### WHAT NEEDS TO BE DONE
Your task is to give the data again, exactly, with every line intact.
* Begin TASK INPUT *
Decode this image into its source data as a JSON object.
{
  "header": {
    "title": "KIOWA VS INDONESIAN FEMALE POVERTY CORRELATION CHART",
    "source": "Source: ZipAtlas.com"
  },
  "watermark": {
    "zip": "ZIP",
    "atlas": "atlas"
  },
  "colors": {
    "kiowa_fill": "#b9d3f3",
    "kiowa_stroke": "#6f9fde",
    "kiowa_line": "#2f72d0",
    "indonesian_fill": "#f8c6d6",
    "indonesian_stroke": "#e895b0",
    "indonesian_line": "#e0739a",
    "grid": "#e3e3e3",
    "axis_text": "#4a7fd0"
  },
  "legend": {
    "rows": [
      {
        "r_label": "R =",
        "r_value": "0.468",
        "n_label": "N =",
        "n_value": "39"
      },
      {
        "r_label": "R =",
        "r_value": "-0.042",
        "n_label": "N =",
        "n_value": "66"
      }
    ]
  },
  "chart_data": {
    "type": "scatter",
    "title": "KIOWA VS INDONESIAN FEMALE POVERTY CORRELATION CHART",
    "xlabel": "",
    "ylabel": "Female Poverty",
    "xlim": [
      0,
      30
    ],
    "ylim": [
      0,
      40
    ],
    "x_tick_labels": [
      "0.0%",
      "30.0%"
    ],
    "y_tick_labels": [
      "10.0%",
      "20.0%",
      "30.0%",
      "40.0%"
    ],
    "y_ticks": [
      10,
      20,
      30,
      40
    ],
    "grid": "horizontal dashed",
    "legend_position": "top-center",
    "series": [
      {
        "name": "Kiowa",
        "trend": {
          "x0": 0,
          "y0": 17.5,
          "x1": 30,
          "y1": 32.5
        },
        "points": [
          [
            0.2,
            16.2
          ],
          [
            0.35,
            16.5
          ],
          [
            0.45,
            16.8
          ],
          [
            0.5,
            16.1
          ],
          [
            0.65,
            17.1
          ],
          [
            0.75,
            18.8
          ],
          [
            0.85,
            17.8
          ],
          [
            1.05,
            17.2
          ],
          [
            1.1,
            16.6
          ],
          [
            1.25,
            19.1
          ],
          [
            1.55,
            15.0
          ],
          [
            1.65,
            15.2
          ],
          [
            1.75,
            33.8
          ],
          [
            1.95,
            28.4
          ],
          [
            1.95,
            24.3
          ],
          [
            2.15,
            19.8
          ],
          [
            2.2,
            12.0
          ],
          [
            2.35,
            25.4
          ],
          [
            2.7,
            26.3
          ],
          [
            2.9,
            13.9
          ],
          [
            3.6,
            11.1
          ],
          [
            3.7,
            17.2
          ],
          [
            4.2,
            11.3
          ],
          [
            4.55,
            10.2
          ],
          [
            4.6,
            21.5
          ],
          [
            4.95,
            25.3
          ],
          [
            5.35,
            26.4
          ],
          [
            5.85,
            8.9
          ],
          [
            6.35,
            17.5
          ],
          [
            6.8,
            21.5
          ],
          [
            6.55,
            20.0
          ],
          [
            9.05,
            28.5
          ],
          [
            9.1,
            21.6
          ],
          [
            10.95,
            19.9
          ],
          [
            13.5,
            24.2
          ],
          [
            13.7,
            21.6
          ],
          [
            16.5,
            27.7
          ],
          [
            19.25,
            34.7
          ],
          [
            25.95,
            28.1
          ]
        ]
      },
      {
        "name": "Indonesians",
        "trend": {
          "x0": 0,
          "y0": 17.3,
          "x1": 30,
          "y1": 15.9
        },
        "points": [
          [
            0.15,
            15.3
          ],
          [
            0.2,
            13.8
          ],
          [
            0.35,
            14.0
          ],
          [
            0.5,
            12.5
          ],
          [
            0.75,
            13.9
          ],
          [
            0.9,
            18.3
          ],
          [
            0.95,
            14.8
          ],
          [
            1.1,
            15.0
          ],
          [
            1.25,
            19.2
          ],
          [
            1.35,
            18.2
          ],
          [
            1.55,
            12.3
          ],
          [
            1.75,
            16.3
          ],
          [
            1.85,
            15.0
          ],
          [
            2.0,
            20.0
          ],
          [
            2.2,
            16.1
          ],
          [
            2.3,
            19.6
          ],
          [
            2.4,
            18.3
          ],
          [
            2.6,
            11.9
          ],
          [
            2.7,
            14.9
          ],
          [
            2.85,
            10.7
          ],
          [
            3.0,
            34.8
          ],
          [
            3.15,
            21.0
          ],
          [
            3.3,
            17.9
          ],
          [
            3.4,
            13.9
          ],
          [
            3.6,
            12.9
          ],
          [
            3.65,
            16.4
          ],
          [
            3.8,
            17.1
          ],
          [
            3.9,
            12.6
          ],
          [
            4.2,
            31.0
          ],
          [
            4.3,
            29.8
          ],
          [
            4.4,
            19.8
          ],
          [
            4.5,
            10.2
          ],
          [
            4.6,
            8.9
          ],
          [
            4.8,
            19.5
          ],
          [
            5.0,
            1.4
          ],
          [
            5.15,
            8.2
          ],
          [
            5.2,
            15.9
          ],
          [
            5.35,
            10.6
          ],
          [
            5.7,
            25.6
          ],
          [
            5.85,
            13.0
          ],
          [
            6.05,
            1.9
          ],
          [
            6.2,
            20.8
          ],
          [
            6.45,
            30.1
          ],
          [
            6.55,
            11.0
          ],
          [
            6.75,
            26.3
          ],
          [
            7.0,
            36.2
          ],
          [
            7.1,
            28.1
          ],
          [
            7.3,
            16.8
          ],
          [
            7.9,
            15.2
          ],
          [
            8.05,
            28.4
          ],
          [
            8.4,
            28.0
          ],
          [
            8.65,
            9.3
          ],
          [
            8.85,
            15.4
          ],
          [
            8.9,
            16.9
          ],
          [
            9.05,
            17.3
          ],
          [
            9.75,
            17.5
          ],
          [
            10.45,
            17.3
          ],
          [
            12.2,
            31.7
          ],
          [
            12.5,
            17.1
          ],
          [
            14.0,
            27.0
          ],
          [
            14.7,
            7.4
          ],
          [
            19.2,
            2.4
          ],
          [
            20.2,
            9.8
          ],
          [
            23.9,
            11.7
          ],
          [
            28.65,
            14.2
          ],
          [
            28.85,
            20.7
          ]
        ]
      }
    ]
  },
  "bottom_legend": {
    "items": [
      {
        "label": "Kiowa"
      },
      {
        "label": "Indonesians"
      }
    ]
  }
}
* End TASK INPUT *
### CORRECT RESPONSE
Decode this image into its source data as a JSON object.
{
  "header": {
    "title": "KIOWA VS INDONESIAN FEMALE POVERTY CORRELATION CHART",
    "source": "Source: ZipAtlas.com"
  },
  "watermark": {
    "zip": "ZIP",
    "atlas": "atlas"
  },
  "colors": {
    "kiowa_fill": "#b9d3f3",
    "kiowa_stroke": "#6f9fde",
    "kiowa_line": "#2f72d0",
    "indonesian_fill": "#f8c6d6",
    "indonesian_stroke": "#e895b0",
    "indonesian_line": "#e0739a",
    "grid": "#e3e3e3",
    "axis_text": "#4a7fd0"
  },
  "legend": {
    "rows": [
      {
        "r_label": "R =",
        "r_value": "0.468",
        "n_label": "N =",
        "n_value": "39"
      },
      {
        "r_label": "R =",
        "r_value": "-0.042",
        "n_label": "N =",
        "n_value": "66"
      }
    ]
  },
  "chart_data": {
    "type": "scatter",
    "title": "KIOWA VS INDONESIAN FEMALE POVERTY CORRELATION CHART",
    "xlabel": "",
    "ylabel": "Female Poverty",
    "xlim": [
      0,
      30
    ],
    "ylim": [
      0,
      40
    ],
    "x_tick_labels": [
      "0.0%",
      "30.0%"
    ],
    "y_tick_labels": [
      "10.0%",
      "20.0%",
      "30.0%",
      "40.0%"
    ],
    "y_ticks": [
      10,
      20,
      30,
      40
    ],
    "grid": "horizontal dashed",
    "legend_position": "top-center",
    "series": [
      {
        "name": "Kiowa",
        "trend": {
          "x0": 0,
          "y0": 17.5,
          "x1": 30,
          "y1": 32.5
        },
        "points": [
          [
            0.2,
            16.2
          ],
          [
            0.35,
            16.5
          ],
          [
            0.45,
            16.8
          ],
          [
            0.5,
            16.1
          ],
          [
            0.65,
            17.1
          ],
          [
            0.75,
            18.8
          ],
          [
            0.85,
            17.8
          ],
          [
            1.05,
            17.2
          ],
          [
            1.1,
            16.6
          ],
          [
            1.25,
            19.1
          ],
          [
            1.55,
            15.0
          ],
          [
            1.65,
            15.2
          ],
          [
            1.75,
            33.8
          ],
          [
            1.95,
            28.4
          ],
          [
            1.95,
            24.3
          ],
          [
            2.15,
            19.8
          ],
          [
            2.2,
            12.0
          ],
          [
            2.35,
            25.4
          ],
          [
            2.7,
            26.3
          ],
          [
            2.9,
            13.9
          ],
          [
            3.6,
            11.1
          ],
          [
            3.7,
            17.2
          ],
          [
            4.2,
            11.3
          ],
          [
            4.55,
            10.2
          ],
          [
            4.6,
            21.5
          ],
          [
            4.95,
            25.3
          ],
          [
            5.35,
            26.4
          ],
          [
            5.85,
            8.9
          ],
          [
            6.35,
            17.5
          ],
          [
            6.8,
            21.5
          ],
          [
            6.55,
            20.0
          ],
          [
            9.05,
            28.5
          ],
          [
            9.1,
            21.6
          ],
          [
            10.95,
            19.9
          ],
          [
            13.5,
            24.2
          ],
          [
            13.7,
            21.6
          ],
          [
            16.5,
            27.7
          ],
          [
            19.25,
            34.7
          ],
          [
            25.95,
            28.1
          ]
        ]
      },
      {
        "name": "Indonesians",
        "trend": {
          "x0": 0,
          "y0": 17.3,
          "x1": 30,
          "y1": 15.9
        },
        "points": [
          [
            0.15,
            15.3
          ],
          [
            0.2,
            13.8
          ],
          [
            0.35,
            14.0
          ],
          [
            0.5,
            12.5
          ],
          [
            0.75,
            13.9
          ],
          [
            0.9,
            18.3
          ],
          [
            0.95,
            14.8
          ],
          [
            1.1,
            15.0
          ],
          [
            1.25,
            19.2
          ],
          [
            1.35,
            18.2
          ],
          [
            1.55,
            12.3
          ],
          [
            1.75,
            16.3
          ],
          [
            1.85,
            15.0
          ],
          [
            2.0,
            20.0
          ],
          [
            2.2,
            16.1
          ],
          [
            2.3,
            19.6
          ],
          [
            2.4,
            18.3
          ],
          [
            2.6,
            11.9
          ],
          [
            2.7,
            14.9
          ],
          [
            2.85,
            10.7
          ],
          [
            3.0,
            34.8
          ],
          [
            3.15,
            21.0
          ],
          [
            3.3,
            17.9
          ],
          [
            3.4,
            13.9
          ],
          [
            3.6,
            12.9
          ],
          [
            3.65,
            16.4
          ],
          [
            3.8,
            17.1
          ],
          [
            3.9,
            12.6
          ],
          [
            4.2,
            31.0
          ],
          [
            4.3,
            29.8
          ],
          [
            4.4,
            19.8
          ],
          [
            4.5,
            10.2
          ],
          [
            4.6,
            8.9
          ],
          [
            4.8,
            19.5
          ],
          [
            5.0,
            1.4
          ],
          [
            5.15,
            8.2
          ],
          [
            5.2,
            15.9
          ],
          [
            5.35,
            10.6
          ],
          [
            5.7,
            25.6
          ],
          [
            5.85,
            13.0
          ],
          [
            6.05,
            1.9
          ],
          [
            6.2,
            20.8
          ],
          [
            6.45,
            30.1
          ],
          [
            6.55,
            11.0
          ],
          [
            6.75,
            26.3
          ],
          [
            7.0,
            36.2
          ],
          [
            7.1,
            28.1
          ],
          [
            7.3,
            16.8
          ],
          [
            7.9,
            15.2
          ],
          [
            8.05,
            28.4
          ],
          [
            8.4,
            28.0
          ],
          [
            8.65,
            9.3
          ],
          [
            8.85,
            15.4
          ],
          [
            8.9,
            16.9
          ],
          [
            9.05,
            17.3
          ],
          [
            9.75,
            17.5
          ],
          [
            10.45,
            17.3
          ],
          [
            12.2,
            31.7
          ],
          [
            12.5,
            17.1
          ],
          [
            14.0,
            27.0
          ],
          [
            14.7,
            7.4
          ],
          [
            19.2,
            2.4
          ],
          [
            20.2,
            9.8
          ],
          [
            23.9,
            11.7
          ],
          [
            28.65,
            14.2
          ],
          [
            28.85,
            20.7
          ]
        ]
      }
    ]
  },
  "bottom_legend": {
    "items": [
      {
        "label": "Kiowa"
      },
      {
        "label": "Indonesians"
      }
    ]
  }
}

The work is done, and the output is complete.